• **原始文档**
----------
[0001] 本发明涉及生物医药领域，特别涉及MOGS抑制剂在制备调节周围神经再生药物中的应用。

[0002] 周围神经损伤是临床上常见的神经损伤类型之一，相比于中枢神经系统，周围神经系统具有一定内源性再生能力，但损伤后神经元轴突的再生和功能恢复效果并不理想，因此探索安全有效的修复手段一直是临床研究的重点。周围神经再生过程由一系列细胞事件组成，包括神经胶质细胞的重新编程、细胞毒性自然杀伤细胞的浸润、巨噬细胞的激活、内皮细胞形成内皮小管和神经元细胞的轴突延伸。由于神经再生和伤口修复是高耗能的过程，所以这些生物进程的发生和发展依赖于旺盛的细胞代谢。例如，主要细胞代谢调节剂mTOR和Akt激酶是神经元轴突再生的重要增强因子；巨噬细胞代谢增强可以刺激巨噬细胞活化，促进周围神经再生；施万细胞是周围神经中独特的胶质细胞，其代谢改变影响周围神经的髓鞘形成和成熟。此外，施万细胞还通过操纵糖酵解来调节受损轴突的命运，并通过轴突‑胶质细胞代谢偶联来维持轴突的完整性。

[0003] 除了糖酵解代谢，胶质细胞的脂质代谢在轴突生长和周围神经再生中也发挥着重要作用。周围神经损伤后，卫星胶质细胞(位于背根神经节周围的胶质细胞)中许多脂质代谢相关基因的表达上调。卫星胶质细胞中脂肪酸合成酶(Fatty Acid Synthase,FASN)的条件性缺失会损害神经突起的生长并阻碍轴突的延伸。在受损的周围神经段中，还发现脂质代谢相关的经典信号通路的激活和代谢相关基因的上调。

[0004] 甘露糖基低聚糖葡萄糖苷酶(Mannosyl‑Oligosaccharide Glucosidase,MOGS)，也称为GCS1，是一种位于内质网内腔的蛋白质，可以对N‑连接低聚糖的加工进行催化。MOGS还能够减轻内质网应激并抑制内质网应激相关脂肪生成基因(如FASN)的升高，表明其在脂质代谢中的关键作用。

[0005] 本发明研究发现编码甘露糖基低聚糖葡萄糖苷酶(MOGS)的基因MOGS在损伤的大鼠坐骨神经中存在显著变化。干扰MOGS的表达会影响施万细胞的表型，这意味着MOGS在周围神经损伤再生中起着关键作用。本发明首次揭示了MOGS与施万细胞增殖、迁移和分化之间的关系，证明了MOGS能通过调节施万细胞的表型调控周围神经损伤后再生。

[0006] 本发明具体技术方案如下：

[0007] MOGS在制备促周围神经损伤再生调控药物中的应用。

[0008] MOGS基因在人和大鼠间相对保守，所述MOGS核苷酸序列如SEQ ID NO:1所示。
----------
• **所给数据**
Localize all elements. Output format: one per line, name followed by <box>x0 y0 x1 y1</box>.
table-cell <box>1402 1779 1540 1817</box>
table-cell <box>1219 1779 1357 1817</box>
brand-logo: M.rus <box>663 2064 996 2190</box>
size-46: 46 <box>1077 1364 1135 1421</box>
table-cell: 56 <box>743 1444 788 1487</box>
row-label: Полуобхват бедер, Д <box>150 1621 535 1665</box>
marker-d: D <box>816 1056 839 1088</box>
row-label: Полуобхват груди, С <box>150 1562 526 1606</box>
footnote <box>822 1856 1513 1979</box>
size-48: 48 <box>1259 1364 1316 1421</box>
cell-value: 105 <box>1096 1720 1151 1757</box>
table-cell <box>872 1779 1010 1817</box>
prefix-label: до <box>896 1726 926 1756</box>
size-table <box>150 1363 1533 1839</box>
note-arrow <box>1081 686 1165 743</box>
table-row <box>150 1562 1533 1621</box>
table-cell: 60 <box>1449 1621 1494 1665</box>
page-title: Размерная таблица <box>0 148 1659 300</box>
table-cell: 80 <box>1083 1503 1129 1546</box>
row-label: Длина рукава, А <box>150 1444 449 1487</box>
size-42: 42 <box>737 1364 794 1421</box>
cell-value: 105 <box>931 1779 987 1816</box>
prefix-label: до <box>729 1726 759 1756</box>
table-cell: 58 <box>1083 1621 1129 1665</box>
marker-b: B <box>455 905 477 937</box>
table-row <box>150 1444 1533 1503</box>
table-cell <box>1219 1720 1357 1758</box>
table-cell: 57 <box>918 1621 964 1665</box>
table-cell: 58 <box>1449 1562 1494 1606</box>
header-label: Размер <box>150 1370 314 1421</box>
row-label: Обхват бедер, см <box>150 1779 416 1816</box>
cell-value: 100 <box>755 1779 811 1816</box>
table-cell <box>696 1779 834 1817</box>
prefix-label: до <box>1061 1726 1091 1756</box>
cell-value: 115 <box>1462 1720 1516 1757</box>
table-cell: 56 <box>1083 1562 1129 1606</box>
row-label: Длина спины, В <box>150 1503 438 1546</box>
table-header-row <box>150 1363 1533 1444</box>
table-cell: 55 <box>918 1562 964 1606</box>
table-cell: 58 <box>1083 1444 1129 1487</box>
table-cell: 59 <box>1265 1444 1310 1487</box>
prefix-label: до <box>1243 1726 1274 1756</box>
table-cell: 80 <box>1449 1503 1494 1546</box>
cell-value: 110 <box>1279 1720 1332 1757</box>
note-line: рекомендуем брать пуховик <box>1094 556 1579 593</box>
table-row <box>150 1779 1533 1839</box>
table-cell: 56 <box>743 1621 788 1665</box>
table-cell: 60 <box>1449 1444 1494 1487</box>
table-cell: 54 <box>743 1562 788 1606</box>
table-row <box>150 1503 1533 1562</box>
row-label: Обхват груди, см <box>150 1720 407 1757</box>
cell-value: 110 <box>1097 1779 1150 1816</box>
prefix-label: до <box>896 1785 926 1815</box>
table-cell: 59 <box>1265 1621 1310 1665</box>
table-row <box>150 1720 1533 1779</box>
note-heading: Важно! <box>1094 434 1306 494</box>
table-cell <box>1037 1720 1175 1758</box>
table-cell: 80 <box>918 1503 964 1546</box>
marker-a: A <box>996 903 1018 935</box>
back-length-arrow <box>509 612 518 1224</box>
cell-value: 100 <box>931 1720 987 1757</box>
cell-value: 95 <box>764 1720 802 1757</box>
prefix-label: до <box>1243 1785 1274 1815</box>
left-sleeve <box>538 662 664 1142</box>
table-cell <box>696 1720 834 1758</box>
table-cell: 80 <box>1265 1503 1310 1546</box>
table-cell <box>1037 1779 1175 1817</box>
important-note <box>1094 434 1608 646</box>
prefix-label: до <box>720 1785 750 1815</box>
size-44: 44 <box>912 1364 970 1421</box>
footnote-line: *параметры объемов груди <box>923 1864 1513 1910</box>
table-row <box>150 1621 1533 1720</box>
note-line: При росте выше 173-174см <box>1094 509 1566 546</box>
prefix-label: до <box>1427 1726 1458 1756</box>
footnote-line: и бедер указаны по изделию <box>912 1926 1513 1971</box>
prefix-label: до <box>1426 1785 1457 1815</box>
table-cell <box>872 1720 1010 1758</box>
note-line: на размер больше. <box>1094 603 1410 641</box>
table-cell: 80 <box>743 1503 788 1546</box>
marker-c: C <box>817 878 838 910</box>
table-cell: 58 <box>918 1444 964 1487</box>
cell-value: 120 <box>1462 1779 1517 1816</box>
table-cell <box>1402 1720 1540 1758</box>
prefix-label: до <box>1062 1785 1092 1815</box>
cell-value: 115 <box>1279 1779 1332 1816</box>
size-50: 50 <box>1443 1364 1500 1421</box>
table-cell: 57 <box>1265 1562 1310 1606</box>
----------
• **练习题组**
1 – 根据这篇关于MOGS的专利文本，列出周围神经再生过程所包含的全部细胞事件。
2 – 按照这篇关于MOGS的专利文本，MOGS还有什么别称？
3 – 请从这篇关于MOGS的专利文本中原样返回从“[0003] 除了糖酵解代谢”到“明其在脂质代谢中的关键作用。”的这一段。
作答时用不到这些行。

• **参考答案**
1 – 神经胶质细胞的重新编程、细胞毒性自然杀伤细胞的浸润、巨噬细胞的激活、内皮细胞形成内皮小管、神经元细胞的轴突延伸。

2 – GCS1。

3 –
[0003] 除了糖酵解代谢，胶质细胞的脂质代谢在轴突生长和周围神经再生中也发挥着重要作用。周围神经损伤后，卫星胶质细胞(位于背根神经节周围的胶质细胞)中许多脂质代谢相关基因的表达上调。卫星胶质细胞中脂肪酸合成酶(Fatty Acid Synthase,FASN)的条件性缺失会损害神经突起的生长并阻碍轴突的延伸。在受损的周围神经段中，还发现脂质代谢相关的经典信号通路的激活和代谢相关基因的上调。

[0004] 甘露糖基低聚糖葡萄糖苷酶(Mannosyl‑Oligosaccharide Glucosidase,MOGS)，也称为GCS1，是一种位于内质网内腔的蛋白质，可以对N‑连接低聚糖的加工进行催化。MOGS还能够减轻内质网应激并抑制内质网应激相关脂肪生成基因(如FASN)的升高，表明其在脂质代谢中的关键作用。